<<<<
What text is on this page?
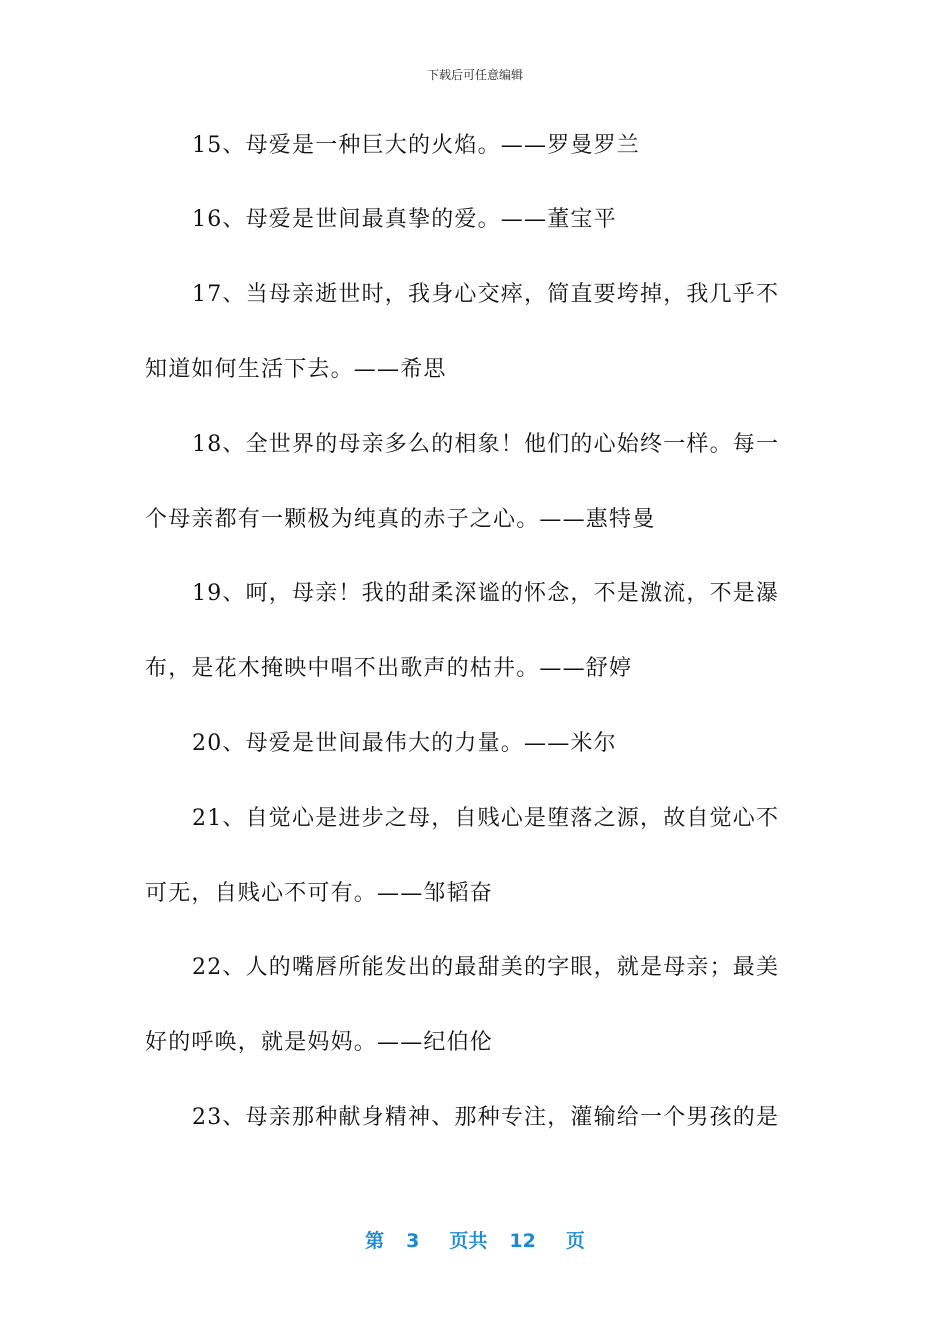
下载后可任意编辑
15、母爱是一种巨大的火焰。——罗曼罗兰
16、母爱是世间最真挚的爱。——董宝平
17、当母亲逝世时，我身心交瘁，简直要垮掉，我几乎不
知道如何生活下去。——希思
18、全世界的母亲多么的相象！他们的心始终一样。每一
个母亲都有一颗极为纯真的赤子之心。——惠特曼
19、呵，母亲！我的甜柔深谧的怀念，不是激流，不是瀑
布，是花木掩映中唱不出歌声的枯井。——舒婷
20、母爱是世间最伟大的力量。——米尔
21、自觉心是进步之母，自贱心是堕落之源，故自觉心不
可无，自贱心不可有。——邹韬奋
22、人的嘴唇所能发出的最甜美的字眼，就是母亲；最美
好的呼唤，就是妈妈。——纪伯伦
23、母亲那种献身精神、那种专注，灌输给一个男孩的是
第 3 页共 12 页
>>>>
<<<<
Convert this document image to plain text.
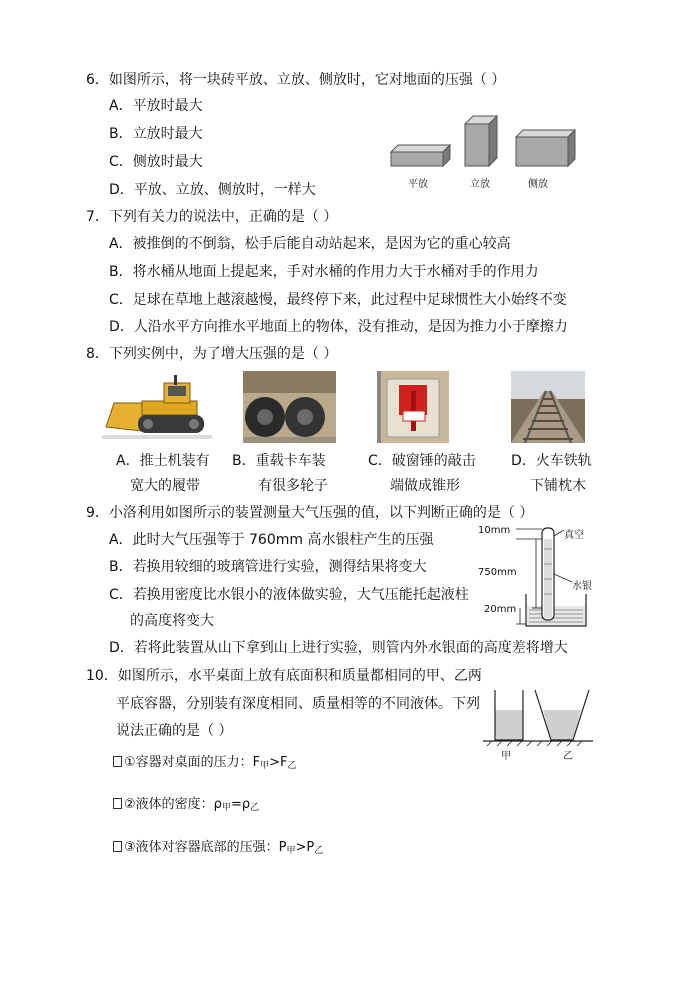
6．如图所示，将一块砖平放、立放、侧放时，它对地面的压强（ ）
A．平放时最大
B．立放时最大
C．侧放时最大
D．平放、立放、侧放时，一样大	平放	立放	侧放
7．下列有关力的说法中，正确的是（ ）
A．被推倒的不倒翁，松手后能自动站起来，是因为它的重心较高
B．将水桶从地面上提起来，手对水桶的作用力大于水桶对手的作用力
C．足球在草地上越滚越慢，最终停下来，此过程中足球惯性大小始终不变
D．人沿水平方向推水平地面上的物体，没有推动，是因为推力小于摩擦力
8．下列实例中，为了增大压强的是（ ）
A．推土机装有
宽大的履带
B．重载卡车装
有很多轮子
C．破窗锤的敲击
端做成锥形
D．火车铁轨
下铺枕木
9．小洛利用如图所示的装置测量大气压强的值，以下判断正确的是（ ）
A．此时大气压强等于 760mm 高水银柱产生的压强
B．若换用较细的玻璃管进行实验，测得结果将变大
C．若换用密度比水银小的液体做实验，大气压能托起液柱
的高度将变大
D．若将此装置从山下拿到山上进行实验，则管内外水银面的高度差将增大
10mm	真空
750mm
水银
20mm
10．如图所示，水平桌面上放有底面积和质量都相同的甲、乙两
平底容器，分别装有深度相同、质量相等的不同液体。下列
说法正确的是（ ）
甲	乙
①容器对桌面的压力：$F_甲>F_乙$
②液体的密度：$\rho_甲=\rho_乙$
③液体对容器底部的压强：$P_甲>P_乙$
>>>>
• Work instructions
Return only the number of lines in the preceding records that contain the string "text".

• Response below
2